[Begin Input]

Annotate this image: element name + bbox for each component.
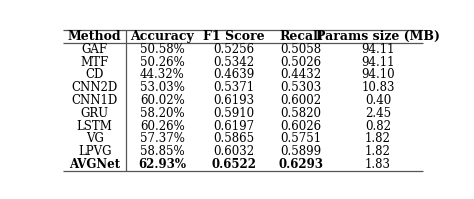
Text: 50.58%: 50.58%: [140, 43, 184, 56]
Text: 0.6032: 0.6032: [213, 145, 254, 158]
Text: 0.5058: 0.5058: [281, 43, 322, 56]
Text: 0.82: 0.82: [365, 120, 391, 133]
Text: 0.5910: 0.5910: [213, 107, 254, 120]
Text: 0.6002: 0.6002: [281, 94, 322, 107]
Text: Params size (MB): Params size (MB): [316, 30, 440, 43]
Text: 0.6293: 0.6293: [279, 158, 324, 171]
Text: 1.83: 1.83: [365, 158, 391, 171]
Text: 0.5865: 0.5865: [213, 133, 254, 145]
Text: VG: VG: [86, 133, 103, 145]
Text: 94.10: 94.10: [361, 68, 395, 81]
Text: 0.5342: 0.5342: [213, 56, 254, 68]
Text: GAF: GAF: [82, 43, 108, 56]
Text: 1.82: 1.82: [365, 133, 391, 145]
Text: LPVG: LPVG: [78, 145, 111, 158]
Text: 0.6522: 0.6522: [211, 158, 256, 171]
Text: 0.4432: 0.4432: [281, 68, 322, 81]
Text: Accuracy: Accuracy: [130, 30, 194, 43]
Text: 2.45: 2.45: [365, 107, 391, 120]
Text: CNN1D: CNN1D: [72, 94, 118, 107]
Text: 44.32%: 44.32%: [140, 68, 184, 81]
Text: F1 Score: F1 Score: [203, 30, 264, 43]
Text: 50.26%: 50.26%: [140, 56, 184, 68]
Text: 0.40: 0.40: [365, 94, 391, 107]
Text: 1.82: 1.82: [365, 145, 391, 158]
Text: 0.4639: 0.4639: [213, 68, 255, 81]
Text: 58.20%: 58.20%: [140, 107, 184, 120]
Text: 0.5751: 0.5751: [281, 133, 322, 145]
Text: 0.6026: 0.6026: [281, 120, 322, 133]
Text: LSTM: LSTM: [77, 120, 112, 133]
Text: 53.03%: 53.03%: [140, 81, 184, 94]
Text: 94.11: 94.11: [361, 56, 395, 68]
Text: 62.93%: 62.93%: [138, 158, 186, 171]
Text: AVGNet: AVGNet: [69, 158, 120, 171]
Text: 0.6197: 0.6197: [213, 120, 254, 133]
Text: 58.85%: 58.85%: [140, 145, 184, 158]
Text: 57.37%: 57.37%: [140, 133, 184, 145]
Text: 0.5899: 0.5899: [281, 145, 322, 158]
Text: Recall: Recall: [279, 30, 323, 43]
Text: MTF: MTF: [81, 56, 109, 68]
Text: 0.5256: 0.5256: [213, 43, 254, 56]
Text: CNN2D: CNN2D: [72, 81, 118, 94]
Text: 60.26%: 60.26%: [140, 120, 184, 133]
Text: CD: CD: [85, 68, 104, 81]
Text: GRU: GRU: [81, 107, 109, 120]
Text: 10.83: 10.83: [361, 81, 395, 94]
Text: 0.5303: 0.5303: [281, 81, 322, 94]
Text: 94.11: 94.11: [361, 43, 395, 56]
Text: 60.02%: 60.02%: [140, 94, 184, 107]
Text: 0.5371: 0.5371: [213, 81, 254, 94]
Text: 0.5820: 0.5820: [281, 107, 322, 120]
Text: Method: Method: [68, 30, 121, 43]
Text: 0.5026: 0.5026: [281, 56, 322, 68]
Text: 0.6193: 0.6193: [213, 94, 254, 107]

[End Input]
[Begin Input]

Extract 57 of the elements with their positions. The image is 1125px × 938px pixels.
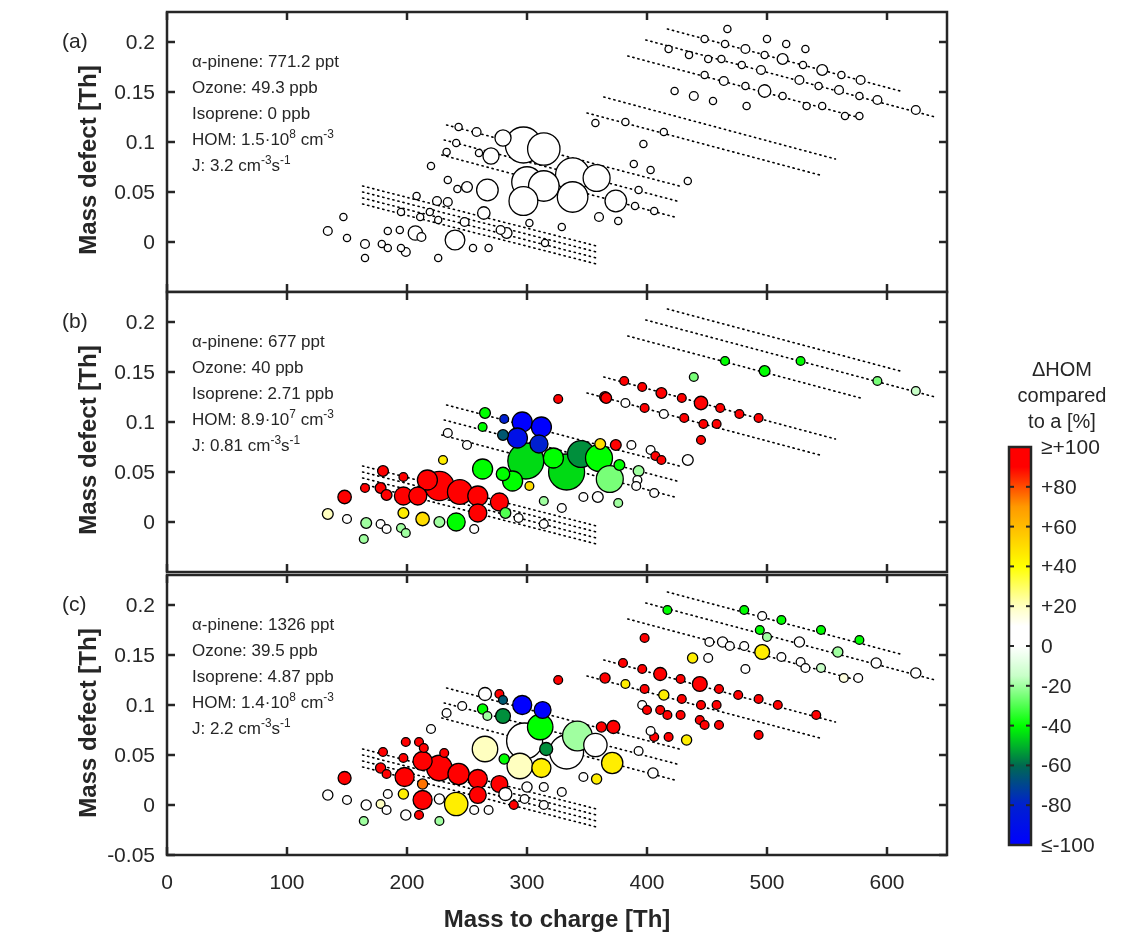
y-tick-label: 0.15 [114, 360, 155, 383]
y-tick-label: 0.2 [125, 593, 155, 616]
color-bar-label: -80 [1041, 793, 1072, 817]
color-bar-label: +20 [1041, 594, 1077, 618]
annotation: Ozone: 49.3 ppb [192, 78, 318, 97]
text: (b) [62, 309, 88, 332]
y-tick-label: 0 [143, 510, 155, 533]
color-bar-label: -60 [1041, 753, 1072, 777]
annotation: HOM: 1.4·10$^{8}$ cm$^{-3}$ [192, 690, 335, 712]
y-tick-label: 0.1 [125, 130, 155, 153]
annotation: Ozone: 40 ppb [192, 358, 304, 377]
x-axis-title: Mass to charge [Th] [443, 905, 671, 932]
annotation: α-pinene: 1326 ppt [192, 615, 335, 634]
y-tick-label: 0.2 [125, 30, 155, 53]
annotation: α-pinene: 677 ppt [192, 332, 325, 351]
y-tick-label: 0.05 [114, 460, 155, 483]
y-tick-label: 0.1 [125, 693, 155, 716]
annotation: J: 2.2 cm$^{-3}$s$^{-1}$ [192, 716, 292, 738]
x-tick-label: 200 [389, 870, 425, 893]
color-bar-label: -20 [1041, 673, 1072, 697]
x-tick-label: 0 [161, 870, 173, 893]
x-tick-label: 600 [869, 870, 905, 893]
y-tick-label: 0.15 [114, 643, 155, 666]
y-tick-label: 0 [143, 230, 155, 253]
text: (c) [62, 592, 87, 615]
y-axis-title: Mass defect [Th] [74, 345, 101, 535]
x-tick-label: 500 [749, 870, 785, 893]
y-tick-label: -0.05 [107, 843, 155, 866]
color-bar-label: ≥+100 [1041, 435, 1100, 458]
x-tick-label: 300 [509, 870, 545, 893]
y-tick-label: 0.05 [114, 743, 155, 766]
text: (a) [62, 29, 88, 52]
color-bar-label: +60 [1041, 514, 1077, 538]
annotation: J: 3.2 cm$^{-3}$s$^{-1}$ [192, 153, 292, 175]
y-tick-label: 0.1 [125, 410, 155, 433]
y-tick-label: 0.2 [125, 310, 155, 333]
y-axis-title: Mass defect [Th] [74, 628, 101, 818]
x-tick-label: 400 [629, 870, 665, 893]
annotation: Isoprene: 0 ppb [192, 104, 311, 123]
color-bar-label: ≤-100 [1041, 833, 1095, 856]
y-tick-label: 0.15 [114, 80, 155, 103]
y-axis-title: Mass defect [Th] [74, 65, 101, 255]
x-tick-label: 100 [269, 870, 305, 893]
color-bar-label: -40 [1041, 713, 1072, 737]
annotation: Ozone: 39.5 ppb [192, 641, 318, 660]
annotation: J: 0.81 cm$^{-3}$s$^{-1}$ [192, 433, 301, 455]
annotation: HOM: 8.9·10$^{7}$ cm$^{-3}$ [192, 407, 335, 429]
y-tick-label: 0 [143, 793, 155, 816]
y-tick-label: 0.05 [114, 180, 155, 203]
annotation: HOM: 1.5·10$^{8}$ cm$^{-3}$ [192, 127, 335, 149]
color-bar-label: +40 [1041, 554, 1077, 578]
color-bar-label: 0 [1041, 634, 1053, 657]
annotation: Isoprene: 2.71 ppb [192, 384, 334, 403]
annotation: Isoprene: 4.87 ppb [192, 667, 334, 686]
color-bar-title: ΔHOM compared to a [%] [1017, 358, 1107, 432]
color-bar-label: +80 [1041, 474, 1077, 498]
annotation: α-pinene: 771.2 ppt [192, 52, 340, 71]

[End Input]
[Begin Input]

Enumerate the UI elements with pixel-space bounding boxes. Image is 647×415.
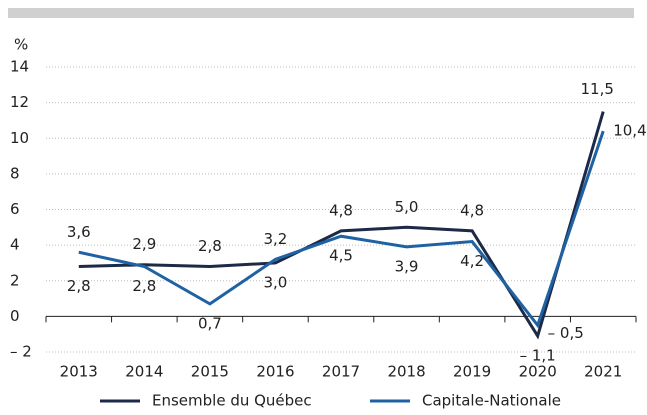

[End Input]

Select every line in the listing that contains the string "Isoprene", matching case exactly.

annotation: Isoprene: 0 ppb [192, 104, 311, 123]
annotation: Isoprene: 2.71 ppb [192, 384, 334, 403]
annotation: Isoprene: 4.87 ppb [192, 667, 334, 686]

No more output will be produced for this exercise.